▶ EXERCISE AIM:
Leave out any pictures and transcribe all other data below exactly.

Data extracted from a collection
· · · · ·

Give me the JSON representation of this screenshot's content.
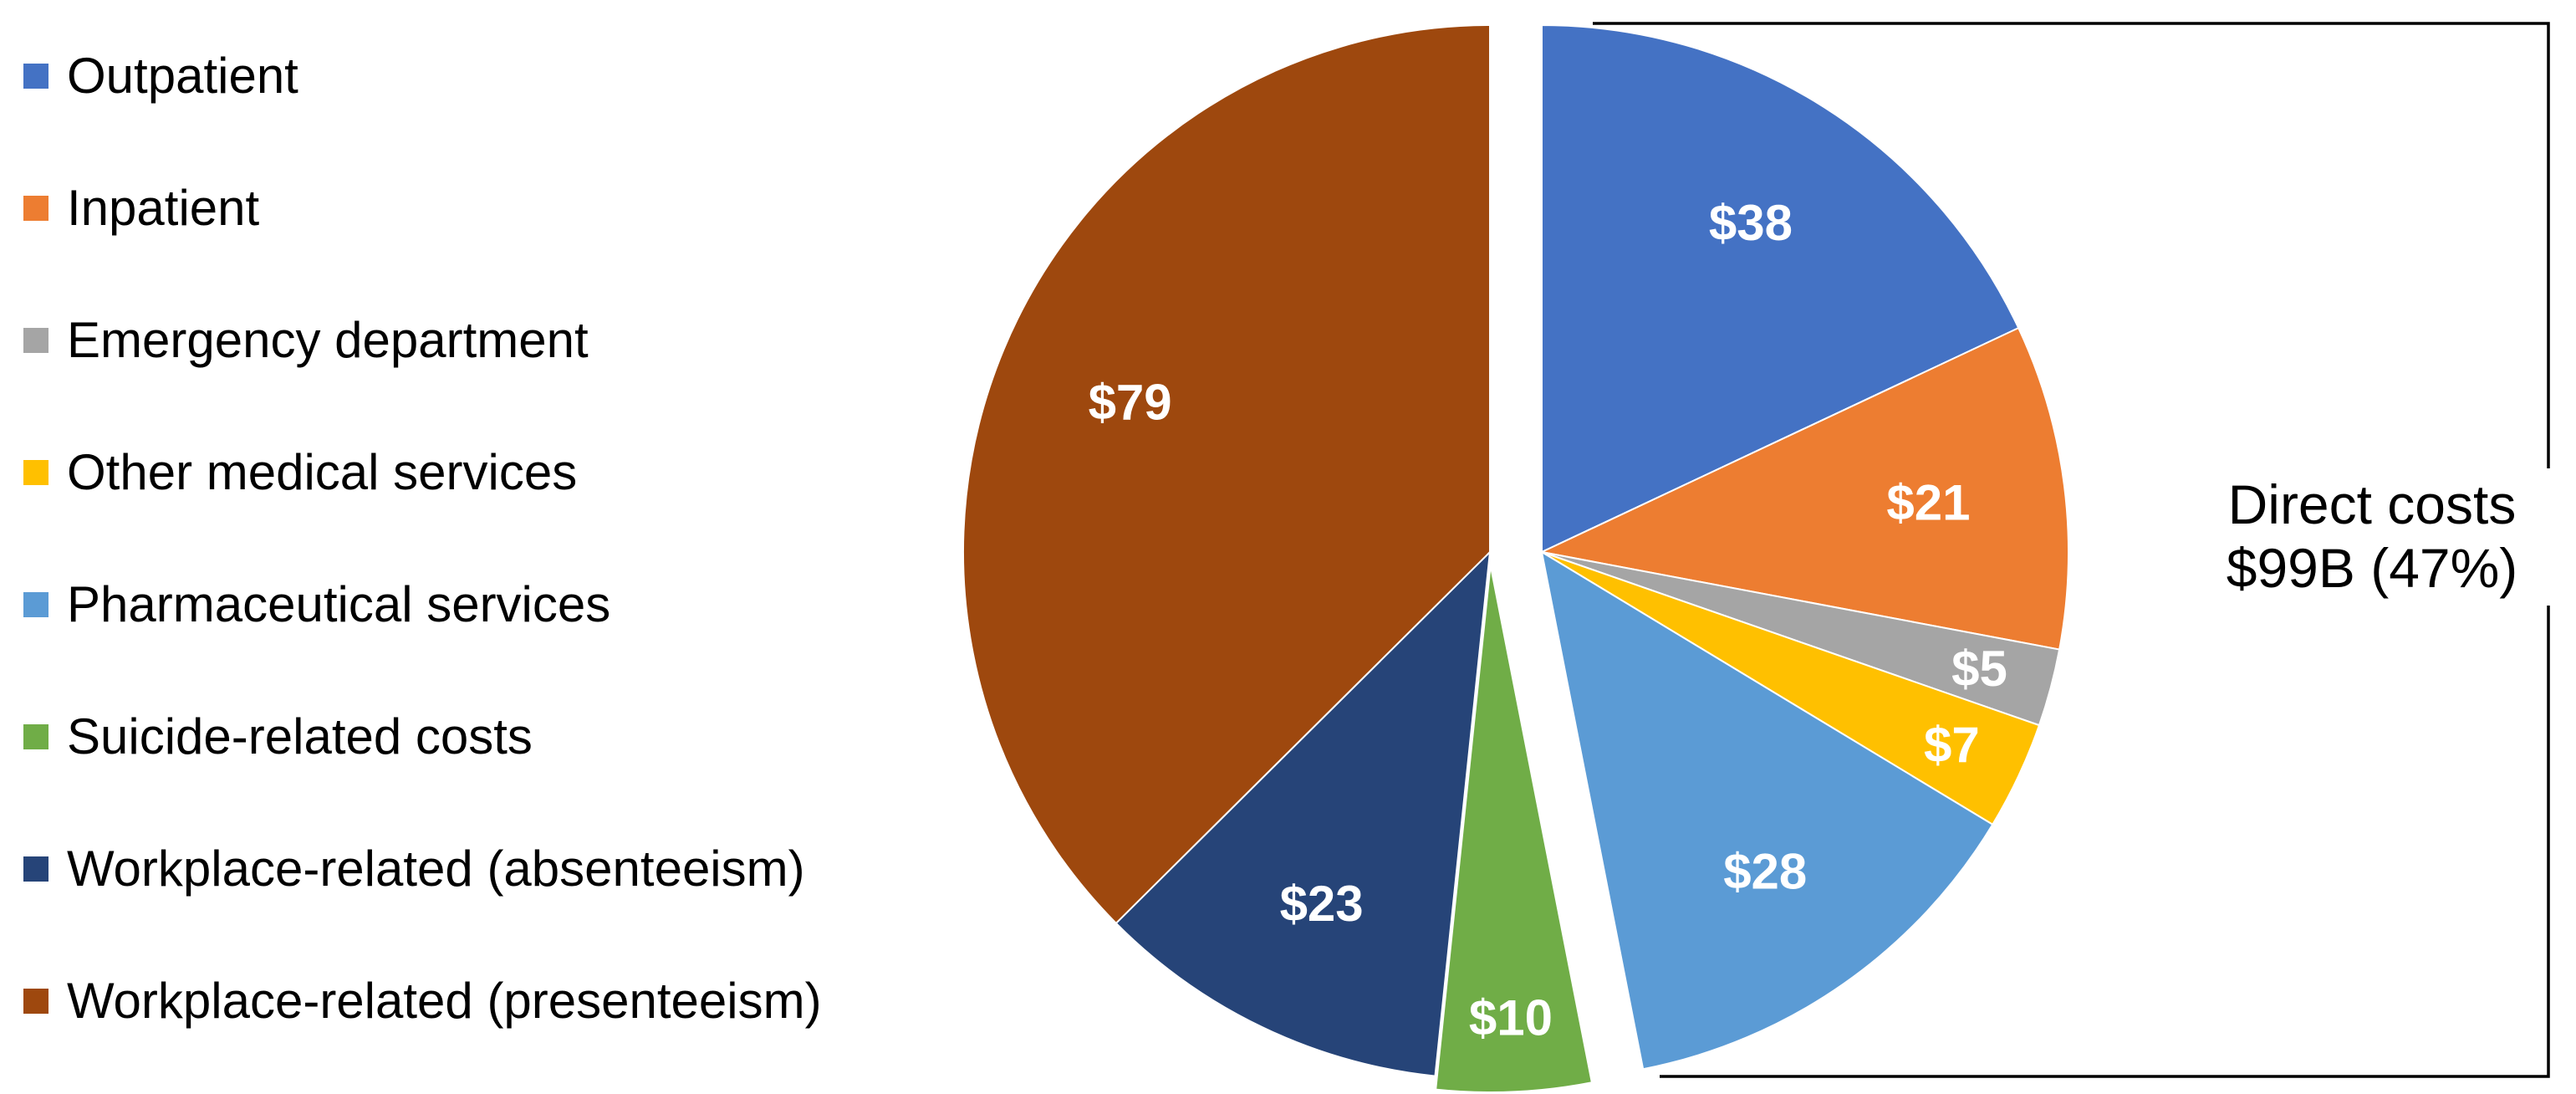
{
  "background": "#FFFFFF",
  "chart_data": {
    "type": "pie",
    "direction": "clockwise",
    "start_position": "top",
    "legend_position": "left",
    "exploded_group": "direct",
    "slices": [
      {
        "label": "Outpatient",
        "value": 38,
        "value_label": "$38",
        "color": "#4472C4",
        "group": "direct"
      },
      {
        "label": "Inpatient",
        "value": 21,
        "value_label": "$21",
        "color": "#ED7D31",
        "group": "direct"
      },
      {
        "label": "Emergency department",
        "value": 5,
        "value_label": "$5",
        "color": "#A5A5A5",
        "group": "direct"
      },
      {
        "label": "Other medical services",
        "value": 7,
        "value_label": "$7",
        "color": "#FFC000",
        "group": "direct"
      },
      {
        "label": "Pharmaceutical services",
        "value": 28,
        "value_label": "$28",
        "color": "#5B9BD5",
        "group": "direct"
      },
      {
        "label": "Suicide-related costs",
        "value": 10,
        "value_label": "$10",
        "color": "#70AD47",
        "group": "indirect",
        "exploded": true
      },
      {
        "label": "Workplace-related (absenteeism)",
        "value": 23,
        "value_label": "$23",
        "color": "#264478",
        "group": "indirect"
      },
      {
        "label": "Workplace-related (presenteeism)",
        "value": 79,
        "value_label": "$79",
        "color": "#9E480E",
        "group": "indirect"
      }
    ],
    "annotation": {
      "line1": "Direct costs",
      "line2": "$99B (47%)"
    },
    "label_text_color": "#FFFFFF",
    "bracket_color": "#000000"
  }
}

· · · · ·

▶ RESPONSE:
Give me the JSON representation of this screenshot's content.
{
  "background": "#FFFFFF",
  "chart_data": {
    "type": "pie",
    "direction": "clockwise",
    "start_position": "top",
    "legend_position": "left",
    "exploded_group": "direct",
    "slices": [
      {
        "label": "Outpatient",
        "value": 38,
        "value_label": "$38",
        "color": "#4472C4",
        "group": "direct"
      },
      {
        "label": "Inpatient",
        "value": 21,
        "value_label": "$21",
        "color": "#ED7D31",
        "group": "direct"
      },
      {
        "label": "Emergency department",
        "value": 5,
        "value_label": "$5",
        "color": "#A5A5A5",
        "group": "direct"
      },
      {
        "label": "Other medical services",
        "value": 7,
        "value_label": "$7",
        "color": "#FFC000",
        "group": "direct"
      },
      {
        "label": "Pharmaceutical services",
        "value": 28,
        "value_label": "$28",
        "color": "#5B9BD5",
        "group": "direct"
      },
      {
        "label": "Suicide-related costs",
        "value": 10,
        "value_label": "$10",
        "color": "#70AD47",
        "group": "indirect",
        "exploded": true
      },
      {
        "label": "Workplace-related (absenteeism)",
        "value": 23,
        "value_label": "$23",
        "color": "#264478",
        "group": "indirect"
      },
      {
        "label": "Workplace-related (presenteeism)",
        "value": 79,
        "value_label": "$79",
        "color": "#9E480E",
        "group": "indirect"
      }
    ],
    "annotation": {
      "line1": "Direct costs",
      "line2": "$99B (47%)"
    },
    "label_text_color": "#FFFFFF",
    "bracket_color": "#000000"
  }
}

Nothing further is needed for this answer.